» WORK TO BE COMPLETED
Repeat the records below exactly as they appear.

# SUPPLIED DATA start

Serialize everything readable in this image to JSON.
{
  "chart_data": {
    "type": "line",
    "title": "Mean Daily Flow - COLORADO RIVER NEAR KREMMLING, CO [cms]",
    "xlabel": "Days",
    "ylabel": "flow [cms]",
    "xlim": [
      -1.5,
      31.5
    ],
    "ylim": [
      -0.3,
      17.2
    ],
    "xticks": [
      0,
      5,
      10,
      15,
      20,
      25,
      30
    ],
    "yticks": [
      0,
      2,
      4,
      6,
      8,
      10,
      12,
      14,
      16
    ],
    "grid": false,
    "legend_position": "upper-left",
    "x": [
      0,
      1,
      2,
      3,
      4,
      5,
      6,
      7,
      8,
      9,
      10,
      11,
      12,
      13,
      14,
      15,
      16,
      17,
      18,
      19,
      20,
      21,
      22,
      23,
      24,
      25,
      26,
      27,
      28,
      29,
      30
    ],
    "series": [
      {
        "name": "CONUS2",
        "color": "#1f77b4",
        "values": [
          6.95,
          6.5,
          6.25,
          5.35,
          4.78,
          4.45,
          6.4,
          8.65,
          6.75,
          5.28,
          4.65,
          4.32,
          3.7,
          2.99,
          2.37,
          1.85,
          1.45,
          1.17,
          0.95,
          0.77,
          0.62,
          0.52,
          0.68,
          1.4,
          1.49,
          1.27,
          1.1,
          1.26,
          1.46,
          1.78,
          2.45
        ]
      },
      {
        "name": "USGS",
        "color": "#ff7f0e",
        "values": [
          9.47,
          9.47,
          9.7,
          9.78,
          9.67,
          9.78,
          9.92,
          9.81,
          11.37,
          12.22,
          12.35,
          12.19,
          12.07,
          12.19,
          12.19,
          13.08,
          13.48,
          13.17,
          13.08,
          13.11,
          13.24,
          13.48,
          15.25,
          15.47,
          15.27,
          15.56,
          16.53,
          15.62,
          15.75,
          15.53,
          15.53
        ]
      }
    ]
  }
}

# SUPPLIED DATA end

» COMPLETED EXERCISE
Serialize everything readable in this image to JSON.
{
  "chart_data": {
    "type": "line",
    "title": "Mean Daily Flow - COLORADO RIVER NEAR KREMMLING, CO [cms]",
    "xlabel": "Days",
    "ylabel": "flow [cms]",
    "xlim": [
      -1.5,
      31.5
    ],
    "ylim": [
      -0.3,
      17.2
    ],
    "xticks": [
      0,
      5,
      10,
      15,
      20,
      25,
      30
    ],
    "yticks": [
      0,
      2,
      4,
      6,
      8,
      10,
      12,
      14,
      16
    ],
    "grid": false,
    "legend_position": "upper-left",
    "x": [
      0,
      1,
      2,
      3,
      4,
      5,
      6,
      7,
      8,
      9,
      10,
      11,
      12,
      13,
      14,
      15,
      16,
      17,
      18,
      19,
      20,
      21,
      22,
      23,
      24,
      25,
      26,
      27,
      28,
      29,
      30
    ],
    "series": [
      {
        "name": "CONUS2",
        "color": "#1f77b4",
        "values": [
          6.95,
          6.5,
          6.25,
          5.35,
          4.78,
          4.45,
          6.4,
          8.65,
          6.75,
          5.28,
          4.65,
          4.32,
          3.7,
          2.99,
          2.37,
          1.85,
          1.45,
          1.17,
          0.95,
          0.77,
          0.62,
          0.52,
          0.68,
          1.4,
          1.49,
          1.27,
          1.1,
          1.26,
          1.46,
          1.78,
          2.45
        ]
      },
      {
        "name": "USGS",
        "color": "#ff7f0e",
        "values": [
          9.47,
          9.47,
          9.7,
          9.78,
          9.67,
          9.78,
          9.92,
          9.81,
          11.37,
          12.22,
          12.35,
          12.19,
          12.07,
          12.19,
          12.19,
          13.08,
          13.48,
          13.17,
          13.08,
          13.11,
          13.24,
          13.48,
          15.25,
          15.47,
          15.27,
          15.56,
          16.53,
          15.62,
          15.75,
          15.53,
          15.53
        ]
      }
    ]
  }
}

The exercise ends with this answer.